=== GIVEN REQUEST ===
From the listing below, count the lines where the string "content" occurs. Give the number, with no other words.

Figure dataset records
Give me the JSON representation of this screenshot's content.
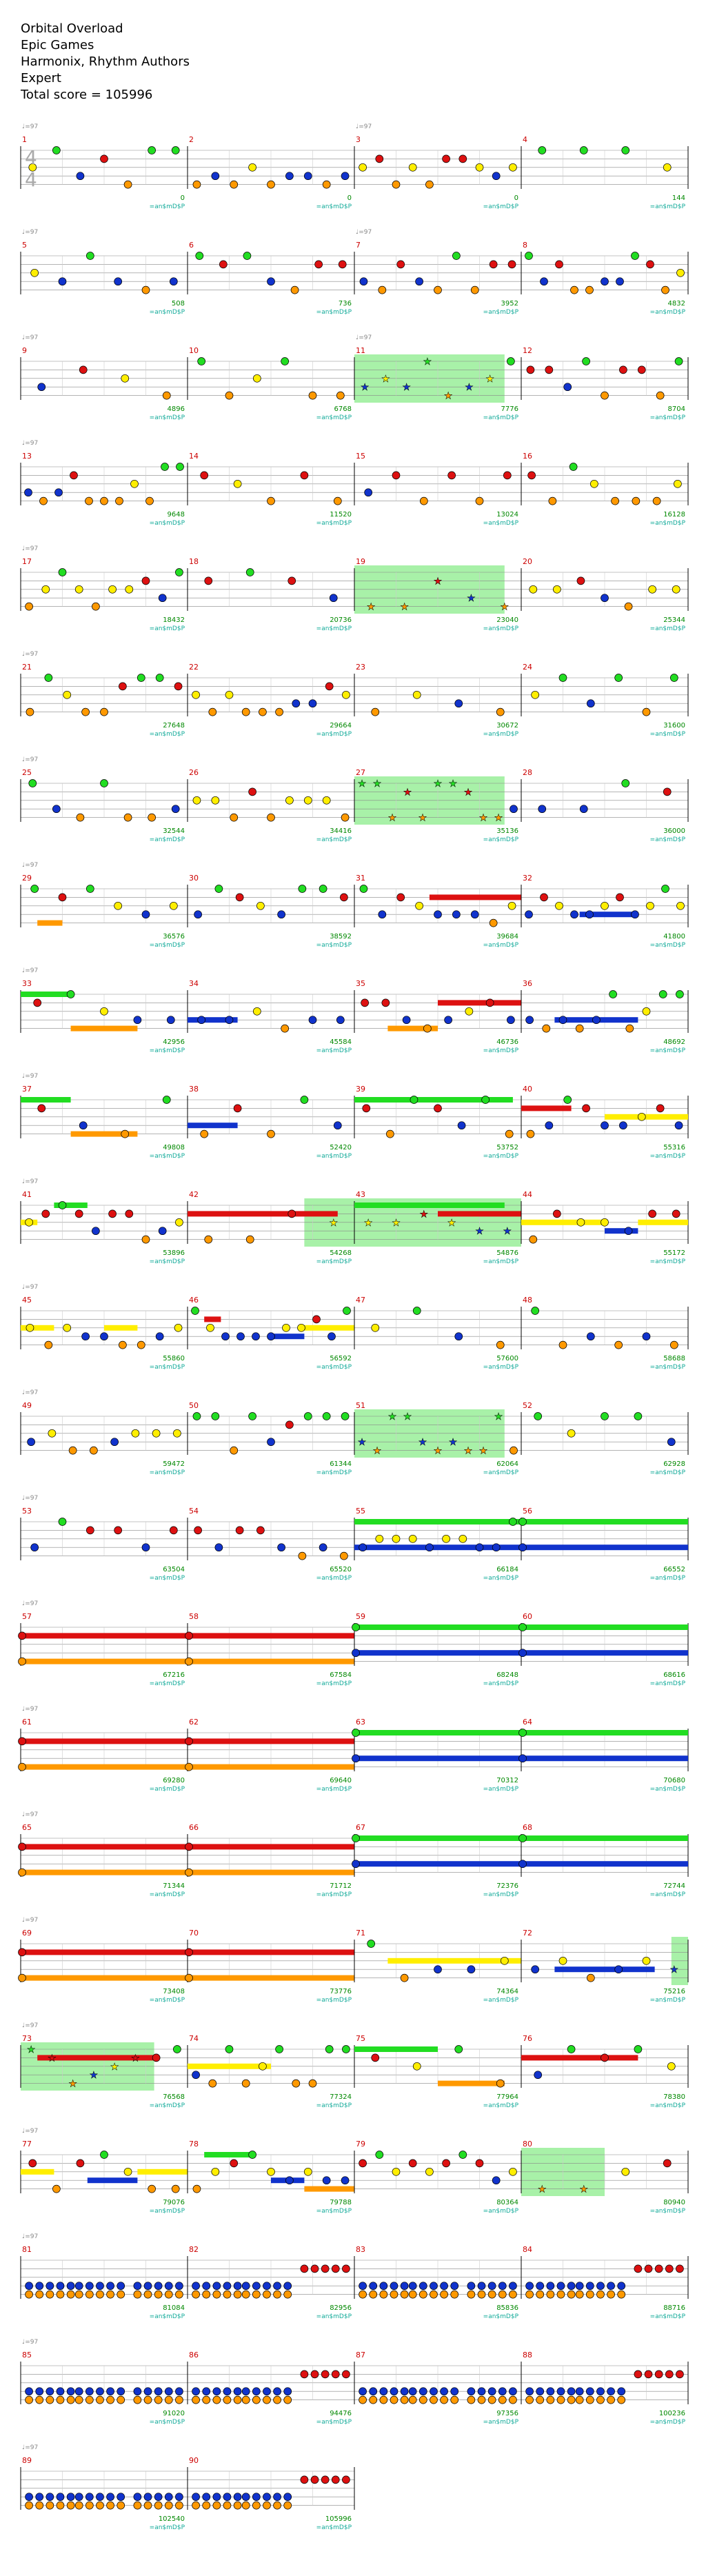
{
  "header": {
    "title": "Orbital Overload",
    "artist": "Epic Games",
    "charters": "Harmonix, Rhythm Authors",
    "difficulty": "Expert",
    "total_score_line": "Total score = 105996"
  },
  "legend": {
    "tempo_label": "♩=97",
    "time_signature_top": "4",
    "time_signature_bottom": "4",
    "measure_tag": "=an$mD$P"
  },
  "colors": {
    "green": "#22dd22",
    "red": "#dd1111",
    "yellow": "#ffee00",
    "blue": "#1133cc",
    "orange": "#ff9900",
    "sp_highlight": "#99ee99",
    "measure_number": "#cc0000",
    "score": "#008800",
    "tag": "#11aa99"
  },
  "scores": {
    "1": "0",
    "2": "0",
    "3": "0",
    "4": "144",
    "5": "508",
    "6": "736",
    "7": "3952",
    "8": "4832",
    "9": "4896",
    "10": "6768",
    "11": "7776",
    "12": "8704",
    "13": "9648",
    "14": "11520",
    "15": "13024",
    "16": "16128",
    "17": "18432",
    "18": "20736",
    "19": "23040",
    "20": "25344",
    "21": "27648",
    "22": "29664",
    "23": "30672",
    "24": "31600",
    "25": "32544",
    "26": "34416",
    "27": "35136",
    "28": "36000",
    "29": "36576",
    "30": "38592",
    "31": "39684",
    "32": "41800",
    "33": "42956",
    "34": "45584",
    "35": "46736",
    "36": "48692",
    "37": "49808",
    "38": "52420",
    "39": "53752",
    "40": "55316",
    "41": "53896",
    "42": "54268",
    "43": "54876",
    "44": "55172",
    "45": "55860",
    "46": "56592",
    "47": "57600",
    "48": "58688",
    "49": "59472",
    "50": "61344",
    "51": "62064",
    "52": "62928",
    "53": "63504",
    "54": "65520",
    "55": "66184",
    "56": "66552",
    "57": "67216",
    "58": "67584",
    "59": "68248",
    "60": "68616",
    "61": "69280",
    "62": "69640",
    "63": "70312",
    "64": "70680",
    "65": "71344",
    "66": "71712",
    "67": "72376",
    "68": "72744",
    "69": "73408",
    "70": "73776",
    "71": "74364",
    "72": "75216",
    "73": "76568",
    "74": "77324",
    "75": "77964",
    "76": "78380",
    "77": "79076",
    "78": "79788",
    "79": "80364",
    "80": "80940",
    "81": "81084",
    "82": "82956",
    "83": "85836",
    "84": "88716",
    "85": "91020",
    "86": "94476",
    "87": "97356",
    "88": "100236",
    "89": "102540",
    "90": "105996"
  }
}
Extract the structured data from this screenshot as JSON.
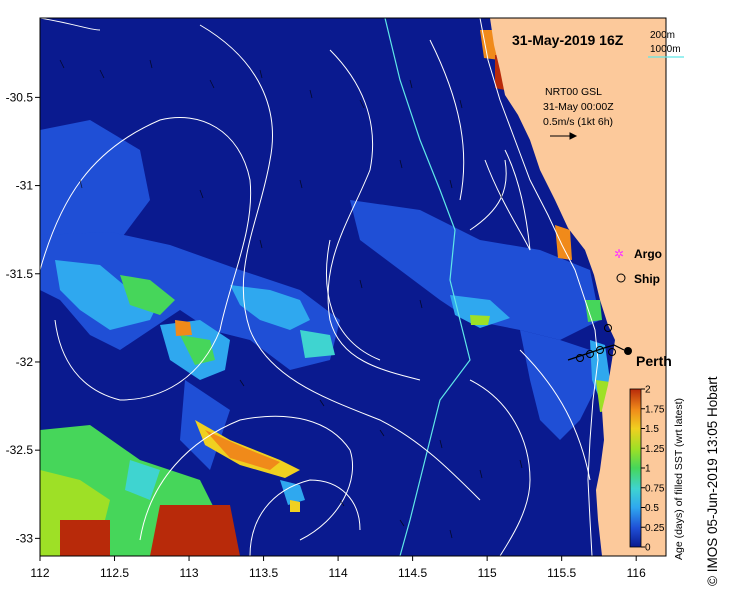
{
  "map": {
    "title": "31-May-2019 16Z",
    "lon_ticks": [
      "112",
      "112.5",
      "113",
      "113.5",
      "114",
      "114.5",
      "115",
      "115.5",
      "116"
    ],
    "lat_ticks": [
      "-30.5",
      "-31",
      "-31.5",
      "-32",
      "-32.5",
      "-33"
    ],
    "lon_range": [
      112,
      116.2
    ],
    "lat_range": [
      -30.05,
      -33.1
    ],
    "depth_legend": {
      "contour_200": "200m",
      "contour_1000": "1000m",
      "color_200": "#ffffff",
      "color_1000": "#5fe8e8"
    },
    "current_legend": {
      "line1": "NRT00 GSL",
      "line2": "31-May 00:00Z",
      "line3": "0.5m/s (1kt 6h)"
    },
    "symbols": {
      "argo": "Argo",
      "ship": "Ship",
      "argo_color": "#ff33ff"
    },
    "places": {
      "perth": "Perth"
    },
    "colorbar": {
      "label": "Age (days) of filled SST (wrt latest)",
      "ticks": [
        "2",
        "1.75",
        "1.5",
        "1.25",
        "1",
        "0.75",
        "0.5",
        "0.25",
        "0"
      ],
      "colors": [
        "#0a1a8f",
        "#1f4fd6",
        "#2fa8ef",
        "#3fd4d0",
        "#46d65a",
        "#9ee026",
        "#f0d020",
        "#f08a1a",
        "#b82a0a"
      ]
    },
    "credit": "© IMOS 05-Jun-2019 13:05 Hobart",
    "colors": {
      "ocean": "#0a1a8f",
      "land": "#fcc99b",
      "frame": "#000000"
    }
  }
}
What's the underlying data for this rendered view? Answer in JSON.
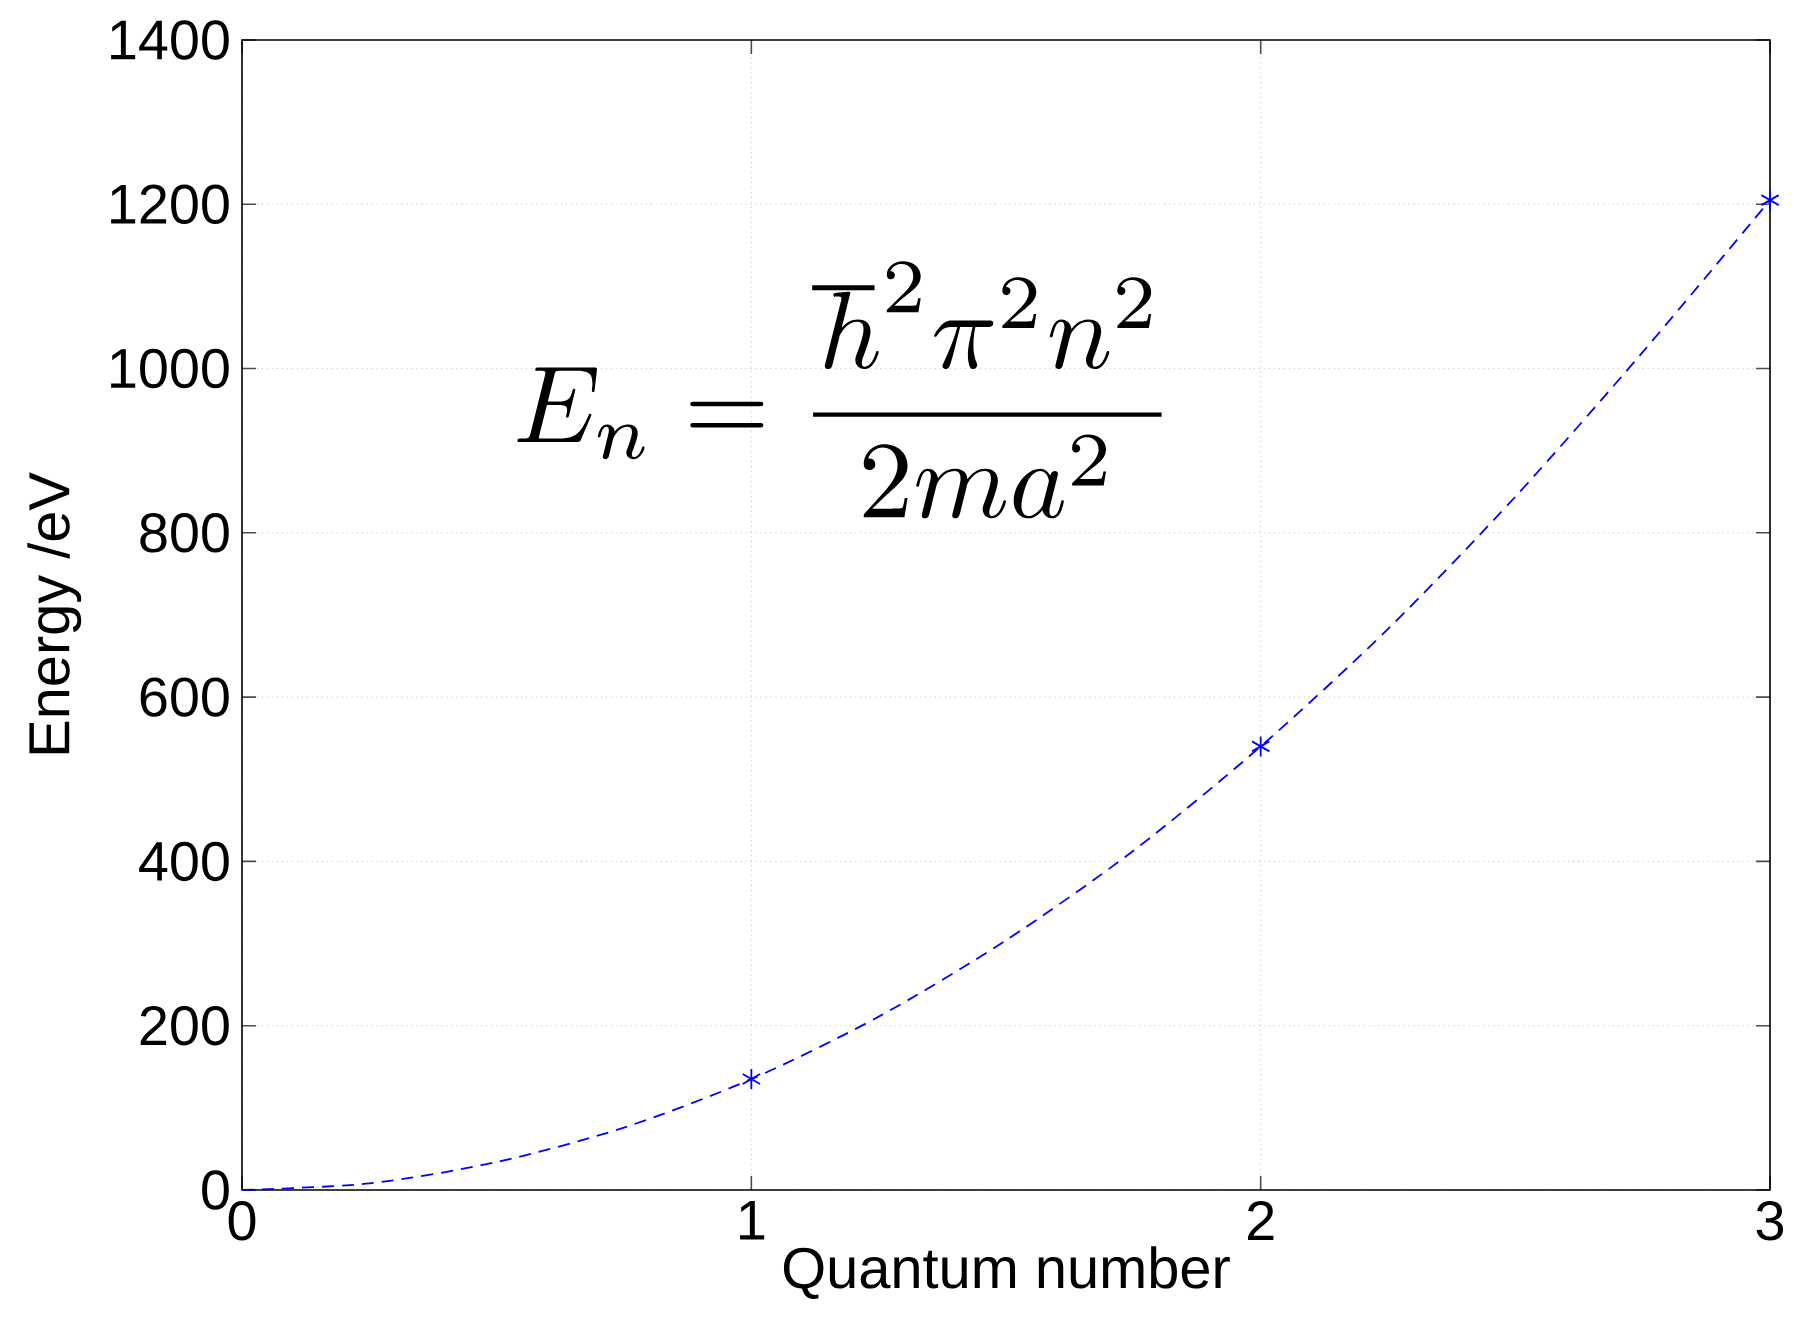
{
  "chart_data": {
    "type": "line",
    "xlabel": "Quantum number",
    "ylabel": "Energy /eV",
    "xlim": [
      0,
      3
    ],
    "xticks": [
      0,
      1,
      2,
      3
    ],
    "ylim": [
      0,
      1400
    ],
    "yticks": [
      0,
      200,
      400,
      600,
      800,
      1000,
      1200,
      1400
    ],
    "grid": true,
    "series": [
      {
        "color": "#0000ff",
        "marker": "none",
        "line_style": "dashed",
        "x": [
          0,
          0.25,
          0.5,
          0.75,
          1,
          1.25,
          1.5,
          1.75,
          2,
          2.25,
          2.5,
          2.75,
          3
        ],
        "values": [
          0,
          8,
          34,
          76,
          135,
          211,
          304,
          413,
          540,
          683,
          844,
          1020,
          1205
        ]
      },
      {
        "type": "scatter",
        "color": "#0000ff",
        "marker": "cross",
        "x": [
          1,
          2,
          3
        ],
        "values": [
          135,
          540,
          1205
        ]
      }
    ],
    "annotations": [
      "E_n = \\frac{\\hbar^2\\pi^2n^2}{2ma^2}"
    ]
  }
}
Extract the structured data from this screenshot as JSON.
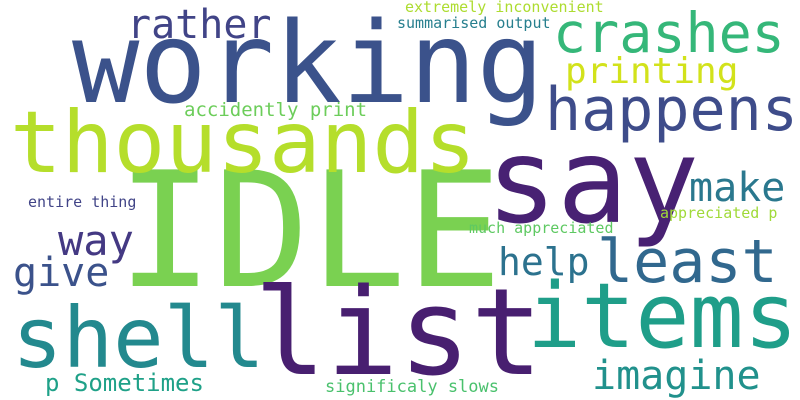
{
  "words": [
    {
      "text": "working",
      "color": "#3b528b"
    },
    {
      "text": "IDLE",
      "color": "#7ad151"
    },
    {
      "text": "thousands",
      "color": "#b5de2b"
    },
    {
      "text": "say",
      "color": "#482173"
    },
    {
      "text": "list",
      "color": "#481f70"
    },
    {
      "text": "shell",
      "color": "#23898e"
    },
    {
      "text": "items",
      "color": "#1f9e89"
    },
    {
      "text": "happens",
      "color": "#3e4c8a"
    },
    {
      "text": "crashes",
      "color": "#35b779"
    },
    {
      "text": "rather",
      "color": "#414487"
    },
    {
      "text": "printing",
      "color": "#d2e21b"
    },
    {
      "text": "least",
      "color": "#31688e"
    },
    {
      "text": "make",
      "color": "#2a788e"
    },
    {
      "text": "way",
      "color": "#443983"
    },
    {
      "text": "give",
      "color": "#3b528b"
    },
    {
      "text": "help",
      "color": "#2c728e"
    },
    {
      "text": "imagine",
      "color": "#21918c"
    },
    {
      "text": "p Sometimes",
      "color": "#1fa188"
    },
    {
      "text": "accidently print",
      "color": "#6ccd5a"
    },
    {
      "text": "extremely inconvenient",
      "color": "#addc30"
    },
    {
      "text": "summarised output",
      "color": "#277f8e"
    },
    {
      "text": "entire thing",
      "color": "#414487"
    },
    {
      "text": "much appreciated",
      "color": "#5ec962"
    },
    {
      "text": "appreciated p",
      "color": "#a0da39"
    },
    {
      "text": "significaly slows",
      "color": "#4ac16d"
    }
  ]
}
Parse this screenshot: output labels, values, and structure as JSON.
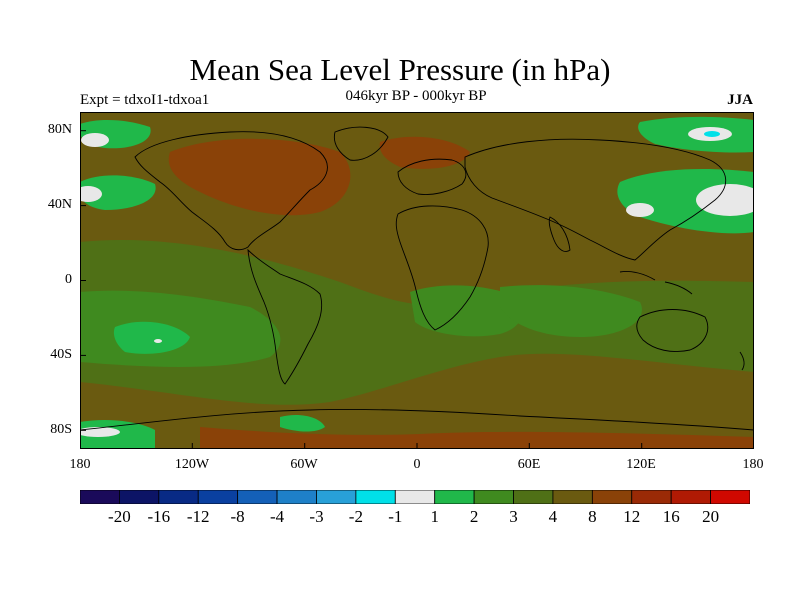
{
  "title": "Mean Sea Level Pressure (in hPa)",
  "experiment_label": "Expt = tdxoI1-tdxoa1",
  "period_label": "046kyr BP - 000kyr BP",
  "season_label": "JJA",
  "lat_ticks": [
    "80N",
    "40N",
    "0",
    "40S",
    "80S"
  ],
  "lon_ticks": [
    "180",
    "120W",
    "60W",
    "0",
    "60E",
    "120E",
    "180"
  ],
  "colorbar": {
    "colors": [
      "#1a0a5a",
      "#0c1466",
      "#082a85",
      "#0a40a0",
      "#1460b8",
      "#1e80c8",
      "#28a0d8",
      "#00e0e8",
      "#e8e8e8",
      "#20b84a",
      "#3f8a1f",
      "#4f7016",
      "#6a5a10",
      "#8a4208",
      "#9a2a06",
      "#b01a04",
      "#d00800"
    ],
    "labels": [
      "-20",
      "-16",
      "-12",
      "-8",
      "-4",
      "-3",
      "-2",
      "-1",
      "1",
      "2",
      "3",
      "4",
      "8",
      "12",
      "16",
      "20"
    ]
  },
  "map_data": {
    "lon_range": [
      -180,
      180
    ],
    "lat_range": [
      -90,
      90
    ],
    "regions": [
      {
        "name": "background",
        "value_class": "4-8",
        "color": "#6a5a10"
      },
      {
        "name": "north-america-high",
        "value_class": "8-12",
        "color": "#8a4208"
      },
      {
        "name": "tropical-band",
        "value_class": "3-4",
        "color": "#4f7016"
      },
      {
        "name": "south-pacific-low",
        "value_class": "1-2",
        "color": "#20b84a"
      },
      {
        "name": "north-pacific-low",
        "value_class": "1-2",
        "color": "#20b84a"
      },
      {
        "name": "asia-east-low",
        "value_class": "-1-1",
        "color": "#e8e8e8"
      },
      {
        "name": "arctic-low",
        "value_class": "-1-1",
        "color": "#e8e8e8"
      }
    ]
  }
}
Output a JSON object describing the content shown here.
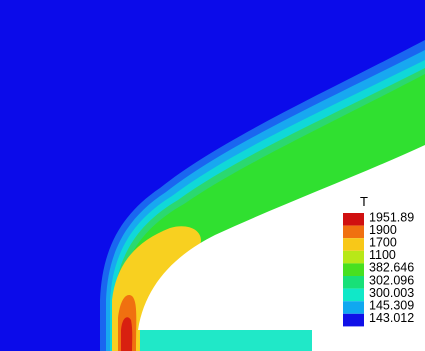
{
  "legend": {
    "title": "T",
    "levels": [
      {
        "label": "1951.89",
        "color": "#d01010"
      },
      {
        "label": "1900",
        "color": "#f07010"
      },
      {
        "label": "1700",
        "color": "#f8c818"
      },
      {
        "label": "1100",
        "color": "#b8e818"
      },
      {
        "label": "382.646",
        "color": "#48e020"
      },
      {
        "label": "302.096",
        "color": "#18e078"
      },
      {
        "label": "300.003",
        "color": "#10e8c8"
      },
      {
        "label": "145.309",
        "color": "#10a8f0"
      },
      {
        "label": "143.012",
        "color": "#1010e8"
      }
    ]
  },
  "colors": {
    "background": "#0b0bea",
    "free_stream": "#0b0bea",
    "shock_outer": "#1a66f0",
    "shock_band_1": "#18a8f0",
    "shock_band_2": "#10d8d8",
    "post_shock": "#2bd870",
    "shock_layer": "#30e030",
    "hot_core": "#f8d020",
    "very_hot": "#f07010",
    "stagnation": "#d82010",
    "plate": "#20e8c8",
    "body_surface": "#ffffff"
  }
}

=== RESPONSE TO THIS EXERCISE ===
2